■ Your task ■
Every line below should be repeated exactly.

■ Given data ■
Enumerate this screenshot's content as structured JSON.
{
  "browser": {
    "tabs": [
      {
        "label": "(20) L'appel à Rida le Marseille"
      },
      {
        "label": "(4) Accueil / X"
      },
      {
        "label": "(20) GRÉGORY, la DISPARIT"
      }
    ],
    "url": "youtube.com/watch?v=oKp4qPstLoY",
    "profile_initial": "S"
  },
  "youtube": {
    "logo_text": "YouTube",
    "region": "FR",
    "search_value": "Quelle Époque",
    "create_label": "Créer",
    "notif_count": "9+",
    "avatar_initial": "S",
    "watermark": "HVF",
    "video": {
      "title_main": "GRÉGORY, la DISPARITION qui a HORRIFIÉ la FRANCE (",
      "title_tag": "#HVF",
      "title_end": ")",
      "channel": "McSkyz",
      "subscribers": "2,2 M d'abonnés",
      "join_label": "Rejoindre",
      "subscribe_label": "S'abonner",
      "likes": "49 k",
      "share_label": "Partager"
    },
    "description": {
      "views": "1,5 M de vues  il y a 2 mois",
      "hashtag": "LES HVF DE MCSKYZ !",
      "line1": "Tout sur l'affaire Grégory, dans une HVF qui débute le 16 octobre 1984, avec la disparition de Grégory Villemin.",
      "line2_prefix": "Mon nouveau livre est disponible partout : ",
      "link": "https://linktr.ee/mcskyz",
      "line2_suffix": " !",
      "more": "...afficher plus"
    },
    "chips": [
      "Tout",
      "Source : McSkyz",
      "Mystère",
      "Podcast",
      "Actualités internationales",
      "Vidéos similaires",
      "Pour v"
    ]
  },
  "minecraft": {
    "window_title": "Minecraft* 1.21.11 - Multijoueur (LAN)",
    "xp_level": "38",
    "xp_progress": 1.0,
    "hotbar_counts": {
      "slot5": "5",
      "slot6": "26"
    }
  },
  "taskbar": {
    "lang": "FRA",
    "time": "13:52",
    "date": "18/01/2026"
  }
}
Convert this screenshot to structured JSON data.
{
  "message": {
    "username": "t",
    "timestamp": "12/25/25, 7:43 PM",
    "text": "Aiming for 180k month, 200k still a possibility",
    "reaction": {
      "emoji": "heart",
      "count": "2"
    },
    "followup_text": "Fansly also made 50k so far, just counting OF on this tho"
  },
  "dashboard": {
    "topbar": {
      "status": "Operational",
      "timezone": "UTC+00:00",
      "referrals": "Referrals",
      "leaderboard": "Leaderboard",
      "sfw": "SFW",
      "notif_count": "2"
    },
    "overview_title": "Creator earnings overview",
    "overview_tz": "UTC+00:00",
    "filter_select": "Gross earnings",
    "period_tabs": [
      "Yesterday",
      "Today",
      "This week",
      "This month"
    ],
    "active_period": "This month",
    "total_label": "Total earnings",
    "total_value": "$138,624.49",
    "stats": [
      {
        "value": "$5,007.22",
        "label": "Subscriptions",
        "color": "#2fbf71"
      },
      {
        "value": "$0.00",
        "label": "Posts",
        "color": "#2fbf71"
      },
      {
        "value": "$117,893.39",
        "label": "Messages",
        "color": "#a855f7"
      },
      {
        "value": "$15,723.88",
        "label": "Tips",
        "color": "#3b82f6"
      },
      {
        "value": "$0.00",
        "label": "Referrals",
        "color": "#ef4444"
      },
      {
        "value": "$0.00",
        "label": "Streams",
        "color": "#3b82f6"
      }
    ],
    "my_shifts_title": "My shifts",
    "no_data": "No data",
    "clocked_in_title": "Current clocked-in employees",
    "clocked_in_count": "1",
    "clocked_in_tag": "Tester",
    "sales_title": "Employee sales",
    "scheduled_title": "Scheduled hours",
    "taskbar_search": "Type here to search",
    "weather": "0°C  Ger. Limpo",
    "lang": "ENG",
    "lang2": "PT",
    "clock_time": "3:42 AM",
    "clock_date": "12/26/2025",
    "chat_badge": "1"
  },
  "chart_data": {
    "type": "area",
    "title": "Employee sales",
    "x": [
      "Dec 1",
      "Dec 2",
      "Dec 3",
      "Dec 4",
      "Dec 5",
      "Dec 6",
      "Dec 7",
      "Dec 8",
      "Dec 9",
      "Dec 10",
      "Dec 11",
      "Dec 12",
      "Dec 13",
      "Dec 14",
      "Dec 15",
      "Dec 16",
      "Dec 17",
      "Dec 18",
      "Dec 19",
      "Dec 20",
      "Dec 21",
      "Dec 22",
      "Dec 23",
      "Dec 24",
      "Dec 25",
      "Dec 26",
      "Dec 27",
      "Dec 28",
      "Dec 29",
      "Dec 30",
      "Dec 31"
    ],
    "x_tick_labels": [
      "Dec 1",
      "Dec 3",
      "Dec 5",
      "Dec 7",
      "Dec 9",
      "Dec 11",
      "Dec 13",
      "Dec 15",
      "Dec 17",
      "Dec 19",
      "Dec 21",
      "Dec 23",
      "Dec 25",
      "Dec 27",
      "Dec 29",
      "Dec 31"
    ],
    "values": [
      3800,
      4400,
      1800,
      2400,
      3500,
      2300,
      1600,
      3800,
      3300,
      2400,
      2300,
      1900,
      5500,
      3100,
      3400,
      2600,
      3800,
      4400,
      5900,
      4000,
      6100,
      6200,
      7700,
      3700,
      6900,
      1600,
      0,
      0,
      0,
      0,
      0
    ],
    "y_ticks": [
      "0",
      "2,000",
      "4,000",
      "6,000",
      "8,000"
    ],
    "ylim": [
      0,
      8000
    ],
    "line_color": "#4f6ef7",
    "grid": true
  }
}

■ Solved problem ■
Enumerate this screenshot's content as structured JSON.
{
  "browser": {
    "tabs": [
      {
        "label": "(20) L'appel à Rida le Marseille"
      },
      {
        "label": "(4) Accueil / X"
      },
      {
        "label": "(20) GRÉGORY, la DISPARIT"
      }
    ],
    "url": "youtube.com/watch?v=oKp4qPstLoY",
    "profile_initial": "S"
  },
  "youtube": {
    "logo_text": "YouTube",
    "region": "FR",
    "search_value": "Quelle Époque",
    "create_label": "Créer",
    "notif_count": "9+",
    "avatar_initial": "S",
    "watermark": "HVF",
    "video": {
      "title_main": "GRÉGORY, la DISPARITION qui a HORRIFIÉ la FRANCE (",
      "title_tag": "#HVF",
      "title_end": ")",
      "channel": "McSkyz",
      "subscribers": "2,2 M d'abonnés",
      "join_label": "Rejoindre",
      "subscribe_label": "S'abonner",
      "likes": "49 k",
      "share_label": "Partager"
    },
    "description": {
      "views": "1,5 M de vues  il y a 2 mois",
      "hashtag": "LES HVF DE MCSKYZ !",
      "line1": "Tout sur l'affaire Grégory, dans une HVF qui débute le 16 octobre 1984, avec la disparition de Grégory Villemin.",
      "line2_prefix": "Mon nouveau livre est disponible partout : ",
      "link": "https://linktr.ee/mcskyz",
      "line2_suffix": " !",
      "more": "...afficher plus"
    },
    "chips": [
      "Tout",
      "Source : McSkyz",
      "Mystère",
      "Podcast",
      "Actualités internationales",
      "Vidéos similaires",
      "Pour v"
    ]
  },
  "minecraft": {
    "window_title": "Minecraft* 1.21.11 - Multijoueur (LAN)",
    "xp_level": "38",
    "xp_progress": 1.0,
    "hotbar_counts": {
      "slot5": "5",
      "slot6": "26"
    }
  },
  "taskbar": {
    "lang": "FRA",
    "time": "13:52",
    "date": "18/01/2026"
  }
}
Convert this screenshot to structured JSON data.
{
  "message": {
    "username": "t",
    "timestamp": "12/25/25, 7:43 PM",
    "text": "Aiming for 180k month, 200k still a possibility",
    "reaction": {
      "emoji": "heart",
      "count": "2"
    },
    "followup_text": "Fansly also made 50k so far, just counting OF on this tho"
  },
  "dashboard": {
    "topbar": {
      "status": "Operational",
      "timezone": "UTC+00:00",
      "referrals": "Referrals",
      "leaderboard": "Leaderboard",
      "sfw": "SFW",
      "notif_count": "2"
    },
    "overview_title": "Creator earnings overview",
    "overview_tz": "UTC+00:00",
    "filter_select": "Gross earnings",
    "period_tabs": [
      "Yesterday",
      "Today",
      "This week",
      "This month"
    ],
    "active_period": "This month",
    "total_label": "Total earnings",
    "total_value": "$138,624.49",
    "stats": [
      {
        "value": "$5,007.22",
        "label": "Subscriptions",
        "color": "#2fbf71"
      },
      {
        "value": "$0.00",
        "label": "Posts",
        "color": "#2fbf71"
      },
      {
        "value": "$117,893.39",
        "label": "Messages",
        "color": "#a855f7"
      },
      {
        "value": "$15,723.88",
        "label": "Tips",
        "color": "#3b82f6"
      },
      {
        "value": "$0.00",
        "label": "Referrals",
        "color": "#ef4444"
      },
      {
        "value": "$0.00",
        "label": "Streams",
        "color": "#3b82f6"
      }
    ],
    "my_shifts_title": "My shifts",
    "no_data": "No data",
    "clocked_in_title": "Current clocked-in employees",
    "clocked_in_count": "1",
    "clocked_in_tag": "Tester",
    "sales_title": "Employee sales",
    "scheduled_title": "Scheduled hours",
    "taskbar_search": "Type here to search",
    "weather": "0°C  Ger. Limpo",
    "lang": "ENG",
    "lang2": "PT",
    "clock_time": "3:42 AM",
    "clock_date": "12/26/2025",
    "chat_badge": "1"
  },
  "chart_data": {
    "type": "area",
    "title": "Employee sales",
    "x": [
      "Dec 1",
      "Dec 2",
      "Dec 3",
      "Dec 4",
      "Dec 5",
      "Dec 6",
      "Dec 7",
      "Dec 8",
      "Dec 9",
      "Dec 10",
      "Dec 11",
      "Dec 12",
      "Dec 13",
      "Dec 14",
      "Dec 15",
      "Dec 16",
      "Dec 17",
      "Dec 18",
      "Dec 19",
      "Dec 20",
      "Dec 21",
      "Dec 22",
      "Dec 23",
      "Dec 24",
      "Dec 25",
      "Dec 26",
      "Dec 27",
      "Dec 28",
      "Dec 29",
      "Dec 30",
      "Dec 31"
    ],
    "x_tick_labels": [
      "Dec 1",
      "Dec 3",
      "Dec 5",
      "Dec 7",
      "Dec 9",
      "Dec 11",
      "Dec 13",
      "Dec 15",
      "Dec 17",
      "Dec 19",
      "Dec 21",
      "Dec 23",
      "Dec 25",
      "Dec 27",
      "Dec 29",
      "Dec 31"
    ],
    "values": [
      3800,
      4400,
      1800,
      2400,
      3500,
      2300,
      1600,
      3800,
      3300,
      2400,
      2300,
      1900,
      5500,
      3100,
      3400,
      2600,
      3800,
      4400,
      5900,
      4000,
      6100,
      6200,
      7700,
      3700,
      6900,
      1600,
      0,
      0,
      0,
      0,
      0
    ],
    "y_ticks": [
      "0",
      "2,000",
      "4,000",
      "6,000",
      "8,000"
    ],
    "ylim": [
      0,
      8000
    ],
    "line_color": "#4f6ef7",
    "grid": true
  }
}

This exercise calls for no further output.